◆ **What to work on**
Scan the following material for the string "text" and copy each line in which it appears.

[start Extracted records]

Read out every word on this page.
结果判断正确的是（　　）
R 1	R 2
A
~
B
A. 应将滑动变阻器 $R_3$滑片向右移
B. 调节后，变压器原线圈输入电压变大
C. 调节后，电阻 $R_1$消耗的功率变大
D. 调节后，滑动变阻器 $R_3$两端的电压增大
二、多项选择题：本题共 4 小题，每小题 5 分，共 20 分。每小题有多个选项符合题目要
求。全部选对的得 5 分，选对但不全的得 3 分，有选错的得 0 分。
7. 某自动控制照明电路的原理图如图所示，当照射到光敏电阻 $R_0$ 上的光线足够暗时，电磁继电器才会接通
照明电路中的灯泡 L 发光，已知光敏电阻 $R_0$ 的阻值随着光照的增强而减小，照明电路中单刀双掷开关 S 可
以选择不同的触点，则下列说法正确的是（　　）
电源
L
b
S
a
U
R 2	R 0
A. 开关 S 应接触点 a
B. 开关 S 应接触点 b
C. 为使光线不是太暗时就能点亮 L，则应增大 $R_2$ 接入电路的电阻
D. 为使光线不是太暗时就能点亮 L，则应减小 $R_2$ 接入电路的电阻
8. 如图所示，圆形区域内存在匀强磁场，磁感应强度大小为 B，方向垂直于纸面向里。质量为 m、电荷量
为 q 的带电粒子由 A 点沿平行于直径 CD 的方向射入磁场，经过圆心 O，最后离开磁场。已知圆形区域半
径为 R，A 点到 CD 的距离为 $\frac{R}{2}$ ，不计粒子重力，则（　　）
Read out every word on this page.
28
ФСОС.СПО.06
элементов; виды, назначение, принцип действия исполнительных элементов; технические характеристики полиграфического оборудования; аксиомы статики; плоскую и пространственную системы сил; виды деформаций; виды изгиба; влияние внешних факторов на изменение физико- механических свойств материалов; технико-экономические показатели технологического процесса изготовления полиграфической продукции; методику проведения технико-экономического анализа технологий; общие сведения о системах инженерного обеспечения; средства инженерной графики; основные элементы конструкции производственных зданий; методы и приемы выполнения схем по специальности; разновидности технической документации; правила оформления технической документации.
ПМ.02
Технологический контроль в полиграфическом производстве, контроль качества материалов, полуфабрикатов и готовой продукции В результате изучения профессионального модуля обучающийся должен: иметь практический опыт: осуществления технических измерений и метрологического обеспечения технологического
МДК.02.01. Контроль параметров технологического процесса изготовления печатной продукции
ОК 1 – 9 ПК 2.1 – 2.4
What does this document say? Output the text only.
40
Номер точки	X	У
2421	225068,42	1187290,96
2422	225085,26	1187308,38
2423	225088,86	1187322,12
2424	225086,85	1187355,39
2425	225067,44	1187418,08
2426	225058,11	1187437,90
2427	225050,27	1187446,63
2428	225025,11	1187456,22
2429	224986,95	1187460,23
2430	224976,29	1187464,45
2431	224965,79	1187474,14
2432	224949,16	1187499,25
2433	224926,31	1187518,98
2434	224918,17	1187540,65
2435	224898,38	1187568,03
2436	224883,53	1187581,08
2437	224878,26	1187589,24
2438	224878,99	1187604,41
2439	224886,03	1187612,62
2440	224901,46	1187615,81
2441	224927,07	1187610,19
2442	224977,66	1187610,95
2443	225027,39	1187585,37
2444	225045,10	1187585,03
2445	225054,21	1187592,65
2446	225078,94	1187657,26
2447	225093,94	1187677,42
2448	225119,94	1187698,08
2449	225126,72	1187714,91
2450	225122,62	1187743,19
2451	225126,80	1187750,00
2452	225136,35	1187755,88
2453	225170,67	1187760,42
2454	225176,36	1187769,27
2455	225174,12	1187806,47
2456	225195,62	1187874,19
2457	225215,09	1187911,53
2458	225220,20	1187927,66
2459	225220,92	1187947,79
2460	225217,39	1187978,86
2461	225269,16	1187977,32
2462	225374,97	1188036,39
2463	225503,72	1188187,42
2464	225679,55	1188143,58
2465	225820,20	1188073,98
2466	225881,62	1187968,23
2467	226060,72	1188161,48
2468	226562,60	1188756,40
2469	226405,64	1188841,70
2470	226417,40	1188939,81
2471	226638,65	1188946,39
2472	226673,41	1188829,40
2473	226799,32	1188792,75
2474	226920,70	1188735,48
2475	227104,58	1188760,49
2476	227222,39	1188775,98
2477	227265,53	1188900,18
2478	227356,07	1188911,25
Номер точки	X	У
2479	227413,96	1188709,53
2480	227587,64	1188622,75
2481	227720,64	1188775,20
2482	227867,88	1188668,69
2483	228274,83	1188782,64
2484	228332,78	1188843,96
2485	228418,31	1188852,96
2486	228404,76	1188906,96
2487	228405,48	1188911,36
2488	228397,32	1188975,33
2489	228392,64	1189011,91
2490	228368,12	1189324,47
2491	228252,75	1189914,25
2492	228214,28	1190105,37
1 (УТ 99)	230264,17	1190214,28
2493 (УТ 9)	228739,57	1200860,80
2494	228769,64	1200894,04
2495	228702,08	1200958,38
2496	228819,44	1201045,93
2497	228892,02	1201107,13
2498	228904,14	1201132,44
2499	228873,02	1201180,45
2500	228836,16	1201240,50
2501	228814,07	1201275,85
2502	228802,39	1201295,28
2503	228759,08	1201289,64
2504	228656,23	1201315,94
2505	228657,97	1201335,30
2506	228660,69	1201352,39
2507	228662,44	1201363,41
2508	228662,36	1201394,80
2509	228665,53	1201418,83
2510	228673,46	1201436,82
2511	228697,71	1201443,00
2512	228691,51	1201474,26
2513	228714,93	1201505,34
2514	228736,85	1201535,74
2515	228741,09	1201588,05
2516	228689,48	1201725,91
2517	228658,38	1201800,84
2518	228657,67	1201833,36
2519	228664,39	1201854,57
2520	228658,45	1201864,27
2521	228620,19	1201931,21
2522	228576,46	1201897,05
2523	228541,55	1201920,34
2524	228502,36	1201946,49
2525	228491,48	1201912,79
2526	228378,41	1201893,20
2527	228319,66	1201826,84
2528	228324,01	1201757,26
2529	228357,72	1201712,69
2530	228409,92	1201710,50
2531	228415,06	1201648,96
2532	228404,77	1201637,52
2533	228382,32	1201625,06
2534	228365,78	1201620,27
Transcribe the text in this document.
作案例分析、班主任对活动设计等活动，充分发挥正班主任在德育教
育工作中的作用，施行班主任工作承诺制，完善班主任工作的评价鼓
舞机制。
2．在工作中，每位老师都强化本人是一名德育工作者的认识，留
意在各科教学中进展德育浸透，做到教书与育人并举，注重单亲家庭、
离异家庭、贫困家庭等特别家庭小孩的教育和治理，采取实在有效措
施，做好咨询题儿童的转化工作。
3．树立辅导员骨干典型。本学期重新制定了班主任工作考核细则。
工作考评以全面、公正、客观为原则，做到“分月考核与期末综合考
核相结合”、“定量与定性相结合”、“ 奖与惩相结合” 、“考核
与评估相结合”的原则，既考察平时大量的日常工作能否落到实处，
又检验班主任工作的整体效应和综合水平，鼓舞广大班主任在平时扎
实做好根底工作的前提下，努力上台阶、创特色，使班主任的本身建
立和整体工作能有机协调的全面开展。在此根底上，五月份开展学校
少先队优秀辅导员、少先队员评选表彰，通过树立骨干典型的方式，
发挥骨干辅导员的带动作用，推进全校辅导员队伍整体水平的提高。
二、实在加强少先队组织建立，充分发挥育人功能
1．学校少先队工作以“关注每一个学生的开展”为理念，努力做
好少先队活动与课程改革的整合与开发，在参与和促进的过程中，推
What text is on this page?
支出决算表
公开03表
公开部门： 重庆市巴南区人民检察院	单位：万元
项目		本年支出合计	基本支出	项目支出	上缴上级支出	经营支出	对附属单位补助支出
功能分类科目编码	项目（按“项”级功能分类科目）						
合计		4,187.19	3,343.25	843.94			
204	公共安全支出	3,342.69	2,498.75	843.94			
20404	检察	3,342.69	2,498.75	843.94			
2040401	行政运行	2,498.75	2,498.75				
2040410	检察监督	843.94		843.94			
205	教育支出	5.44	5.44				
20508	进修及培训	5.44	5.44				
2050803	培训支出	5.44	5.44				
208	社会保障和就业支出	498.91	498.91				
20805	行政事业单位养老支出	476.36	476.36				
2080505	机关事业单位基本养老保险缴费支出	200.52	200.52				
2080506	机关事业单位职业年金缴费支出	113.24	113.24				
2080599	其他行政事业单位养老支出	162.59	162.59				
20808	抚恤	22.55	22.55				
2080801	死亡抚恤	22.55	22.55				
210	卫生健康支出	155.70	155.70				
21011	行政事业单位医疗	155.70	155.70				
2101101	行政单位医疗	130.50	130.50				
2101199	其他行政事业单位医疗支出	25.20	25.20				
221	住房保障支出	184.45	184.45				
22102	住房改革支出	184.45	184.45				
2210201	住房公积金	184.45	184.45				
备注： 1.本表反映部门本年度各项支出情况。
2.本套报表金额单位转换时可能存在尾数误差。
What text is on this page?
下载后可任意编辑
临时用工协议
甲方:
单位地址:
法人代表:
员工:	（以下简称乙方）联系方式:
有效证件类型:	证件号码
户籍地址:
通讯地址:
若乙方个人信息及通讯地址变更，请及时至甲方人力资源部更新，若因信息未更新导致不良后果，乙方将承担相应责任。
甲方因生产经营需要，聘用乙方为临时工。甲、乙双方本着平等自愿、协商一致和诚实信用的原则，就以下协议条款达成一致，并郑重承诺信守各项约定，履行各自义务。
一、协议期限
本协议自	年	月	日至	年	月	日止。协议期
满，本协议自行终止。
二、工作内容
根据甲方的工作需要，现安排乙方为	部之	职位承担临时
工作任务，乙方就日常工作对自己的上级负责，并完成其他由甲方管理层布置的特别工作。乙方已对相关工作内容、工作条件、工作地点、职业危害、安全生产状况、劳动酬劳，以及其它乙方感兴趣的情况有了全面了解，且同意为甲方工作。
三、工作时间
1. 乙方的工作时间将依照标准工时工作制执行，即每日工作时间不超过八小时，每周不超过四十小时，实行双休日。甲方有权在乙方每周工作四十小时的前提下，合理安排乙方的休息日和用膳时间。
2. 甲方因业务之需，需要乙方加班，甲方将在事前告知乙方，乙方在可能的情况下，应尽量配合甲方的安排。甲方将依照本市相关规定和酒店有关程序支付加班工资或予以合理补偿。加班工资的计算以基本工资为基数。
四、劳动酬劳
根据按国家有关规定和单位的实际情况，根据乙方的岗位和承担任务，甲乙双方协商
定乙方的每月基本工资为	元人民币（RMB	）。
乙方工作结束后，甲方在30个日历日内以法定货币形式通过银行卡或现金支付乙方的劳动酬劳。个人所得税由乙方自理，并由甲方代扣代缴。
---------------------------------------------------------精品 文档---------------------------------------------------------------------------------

[end Extracted records]

◆ **Output for this task**
What does this document say? Output the text only.
Transcribe the text in this document.
What text is on this page?
What text is on this page?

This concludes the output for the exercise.